> DÉFIS
1. Dans le texte sur le festival Ciné Droit Libre, quel était le thème de l'édition 2014 ?
2. Reproduisez à l'identique le passage du texte sur le festival Ciné Droit Libre qui commence par « Festival Ciné Droit Libre à » et se poursuit jusqu'à « documentaire en Afrique. ».

> EXTRAIT À LIRE
*-*-*
Festival Ciné Droit Libre à Ouagadougou. 7 jours à Kigali, lauré !
Pour sa 10ème édition, le festival Ciné Droit Libre a institué la compétition entre les films, pour la première fois, à travers le grand prix Sergio Vieira de Mello, le prix Dakonia et le prix du public. Les films primés dessinent en creux les nouvelles orientations du cinéma documentaire en Afrique.
Le Festival Ciné Droit Libre - Ouagadougou 2014 s'est déroulé à Ouagadougou (Burkina-Faso) du 1er au 7 juin 2014. Cette année, le thème était I Have a Dream (" J'ai un rêve ", en anglais), en référence au célèbre discours de Martin Luther King.
Créé il y a une décennie pour diffuser des films engagés et politiquement incorrects, ce festival reste fidèle à son approche qui consiste à faire suivre chaque film projeté d'un débat public. Une façon de questionner le film, dans ses rapports avec le réel. Ainsi, une quarantaine de films ont été projetés à l'Institut français de Ouagadougou, à l'Université, dans les cités universitaires et au Village du festival.
En effet, ce festival est une des rares plateformes de diffusion des films qui revendiquent leur engagement et qui sont des poils à gratter des pouvoirs publics. Bien que les films de fiction ne soient pas exclus, ce sont les films documentaires qui sont les plus nombreux. C'est certainement l'inclination de ce festival, pour un cinéma d'intervention sociale, qui explique ce fait.
Mais après dix ans d'existence, le festival en instaurant des prix pour les meilleurs films a voulu primer des œuvres cinématographiques dont les sujets sont d'importance pour le changement social mais surtout dont la qualité esthétique est indéniable. Si pendant longtemps, on a réduit le film documentaire à son sujet, occultant du même coup ses qualités formelles, de plus en plus la frontière entre le documentaire et la fiction se fait moins étanche et des documentaires passent dans les salles avec un certain succès. C'est donc cette montée de la créativité dans le cinéma documentaire que le festival veut encourager.
*-*-*
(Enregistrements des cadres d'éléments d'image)
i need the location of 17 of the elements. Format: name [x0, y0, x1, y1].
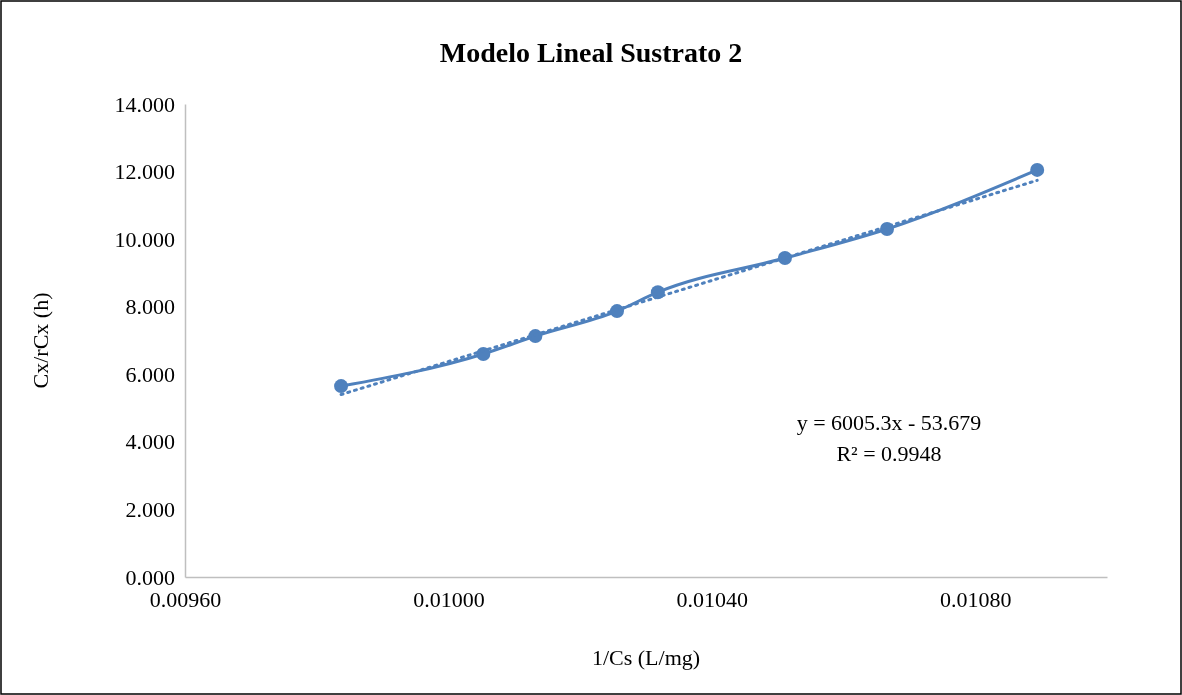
chart-title: Modelo Lineal Sustrato 2	[439, 37, 743, 68]
x-tick-label: 0.01000	[413, 586, 485, 612]
x-axis-title: 1/Cs (L/mg)	[591, 645, 701, 670]
x-tick-label: 0.01080	[940, 586, 1012, 612]
y-tick-label: 12.000	[114, 159, 175, 185]
y-tick-label: 14.000	[114, 91, 175, 117]
y-tick-label: 4.000	[125, 429, 175, 455]
x-tick-label: 0.01040	[676, 586, 749, 612]
point	[334, 379, 349, 394]
annotation: R² = 0.9948	[836, 441, 942, 466]
y-tick-label: 8.000	[125, 294, 175, 320]
y-tick-label: 6.000	[125, 361, 175, 387]
y-tick-label: 2.000	[125, 496, 175, 522]
annotation: y = 6005.3x - 53.679	[796, 410, 982, 435]
y-tick-label: 10.000	[114, 226, 175, 252]
y-axis-title: Cx/rCx (h)	[28, 292, 53, 389]
point	[1030, 162, 1045, 177]
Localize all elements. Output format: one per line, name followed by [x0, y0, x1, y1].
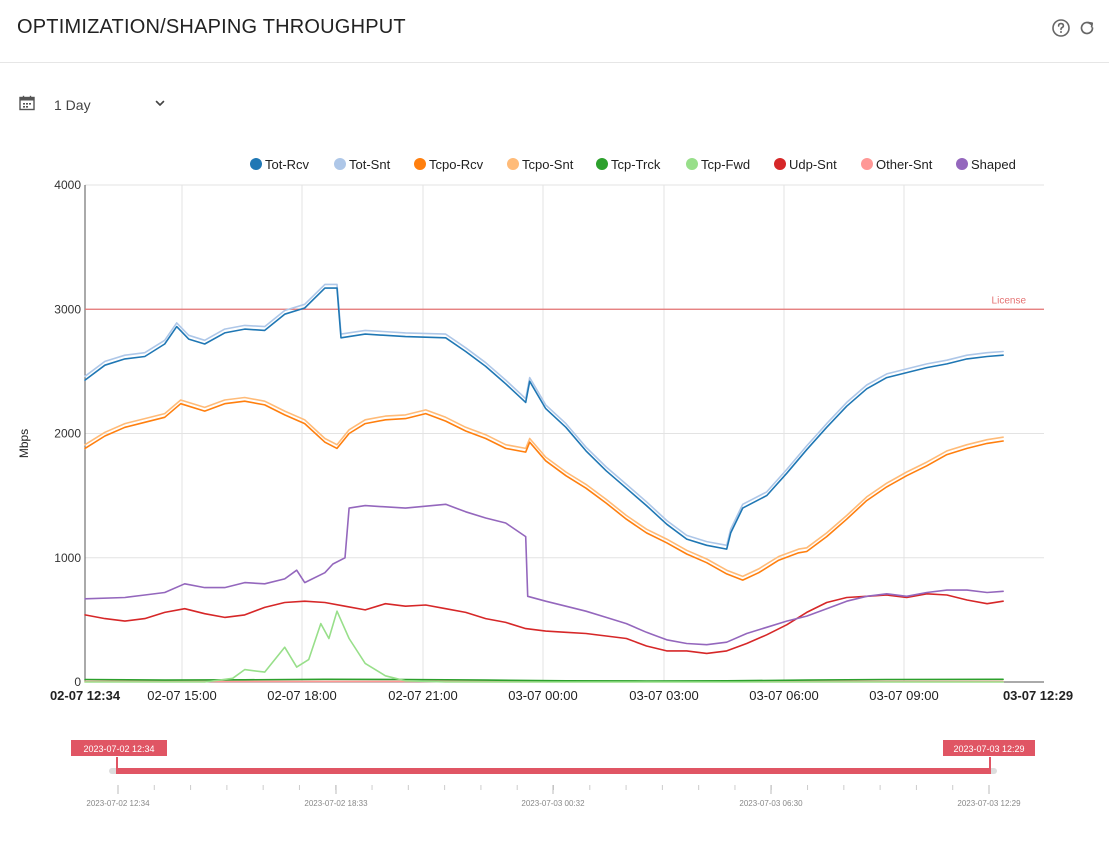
*-*-*
> RÉPONSES À L'EXERCICE
1. Le thème était I Have a Dream, en référence au célèbre discours de Martin Luther King.

2.
Festival Ciné Droit Libre à Ouagadougou. 7 jours à Kigali, lauré !
Pour sa 10ème édition, le festival Ciné Droit Libre a institué la compétition entre les films, pour la première fois, à travers le grand prix Sergio Vieira de Mello, le prix Dakonia et le prix du public. Les films primés dessinent en creux les nouvelles orientations du cinéma documentaire en Afrique.